Records to process:
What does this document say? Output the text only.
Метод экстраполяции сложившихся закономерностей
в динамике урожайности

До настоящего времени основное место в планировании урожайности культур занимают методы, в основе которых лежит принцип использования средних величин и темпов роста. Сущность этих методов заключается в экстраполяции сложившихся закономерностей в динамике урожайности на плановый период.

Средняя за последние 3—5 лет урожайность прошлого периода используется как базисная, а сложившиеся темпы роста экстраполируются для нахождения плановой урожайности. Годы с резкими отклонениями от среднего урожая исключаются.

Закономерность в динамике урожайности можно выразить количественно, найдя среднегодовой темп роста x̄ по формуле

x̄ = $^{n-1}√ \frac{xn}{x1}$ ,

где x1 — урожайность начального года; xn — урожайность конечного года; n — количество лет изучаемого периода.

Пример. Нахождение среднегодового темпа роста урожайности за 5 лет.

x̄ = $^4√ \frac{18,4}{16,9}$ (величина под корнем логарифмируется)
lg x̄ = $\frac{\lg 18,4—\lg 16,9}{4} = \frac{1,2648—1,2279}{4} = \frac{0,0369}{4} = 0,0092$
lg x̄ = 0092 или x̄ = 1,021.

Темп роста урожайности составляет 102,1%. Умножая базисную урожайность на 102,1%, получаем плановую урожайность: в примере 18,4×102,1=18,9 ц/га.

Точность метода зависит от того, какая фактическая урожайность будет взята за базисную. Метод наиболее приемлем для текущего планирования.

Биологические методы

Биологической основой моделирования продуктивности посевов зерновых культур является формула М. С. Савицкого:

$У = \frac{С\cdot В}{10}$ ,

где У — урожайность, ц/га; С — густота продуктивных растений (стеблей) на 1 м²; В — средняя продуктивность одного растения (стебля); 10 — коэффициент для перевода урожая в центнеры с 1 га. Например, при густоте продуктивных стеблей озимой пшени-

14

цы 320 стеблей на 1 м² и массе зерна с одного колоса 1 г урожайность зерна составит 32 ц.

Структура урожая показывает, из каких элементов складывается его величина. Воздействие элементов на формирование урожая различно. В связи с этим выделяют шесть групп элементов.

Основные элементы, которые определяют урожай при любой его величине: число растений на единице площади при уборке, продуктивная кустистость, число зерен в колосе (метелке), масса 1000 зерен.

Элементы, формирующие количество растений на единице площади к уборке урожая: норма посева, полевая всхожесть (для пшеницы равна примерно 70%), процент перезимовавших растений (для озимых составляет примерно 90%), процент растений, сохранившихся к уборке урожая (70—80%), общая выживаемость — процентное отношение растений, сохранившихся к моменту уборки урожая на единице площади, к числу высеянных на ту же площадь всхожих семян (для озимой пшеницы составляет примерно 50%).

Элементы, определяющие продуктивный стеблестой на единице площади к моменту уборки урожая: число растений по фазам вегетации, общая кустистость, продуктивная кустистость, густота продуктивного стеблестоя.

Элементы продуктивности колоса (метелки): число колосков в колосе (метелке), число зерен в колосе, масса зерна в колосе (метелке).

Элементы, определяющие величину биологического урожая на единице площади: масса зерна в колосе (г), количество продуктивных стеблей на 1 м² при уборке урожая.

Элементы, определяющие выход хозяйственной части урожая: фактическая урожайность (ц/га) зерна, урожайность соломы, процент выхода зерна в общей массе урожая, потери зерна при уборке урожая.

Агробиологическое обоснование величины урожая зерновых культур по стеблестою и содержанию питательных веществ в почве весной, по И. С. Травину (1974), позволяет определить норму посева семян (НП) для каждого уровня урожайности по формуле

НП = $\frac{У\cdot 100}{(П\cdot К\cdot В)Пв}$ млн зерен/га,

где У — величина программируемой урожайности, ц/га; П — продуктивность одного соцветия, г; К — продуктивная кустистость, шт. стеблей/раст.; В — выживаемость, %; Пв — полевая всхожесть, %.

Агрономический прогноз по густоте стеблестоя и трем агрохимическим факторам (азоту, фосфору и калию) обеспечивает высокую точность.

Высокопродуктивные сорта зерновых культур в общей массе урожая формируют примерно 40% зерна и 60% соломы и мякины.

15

Task statement:
From the entries above, collect every line with the string "методы" in it.

Answer to this problem:
До настоящего времени основное место в планировании урожайности культур занимают методы, в основе которых лежит принцип использования средних величин и темпов роста. Сущность этих методов заключается в экстраполяции сложившихся закономерностей в динамике урожайности на плановый период.
Биологические методы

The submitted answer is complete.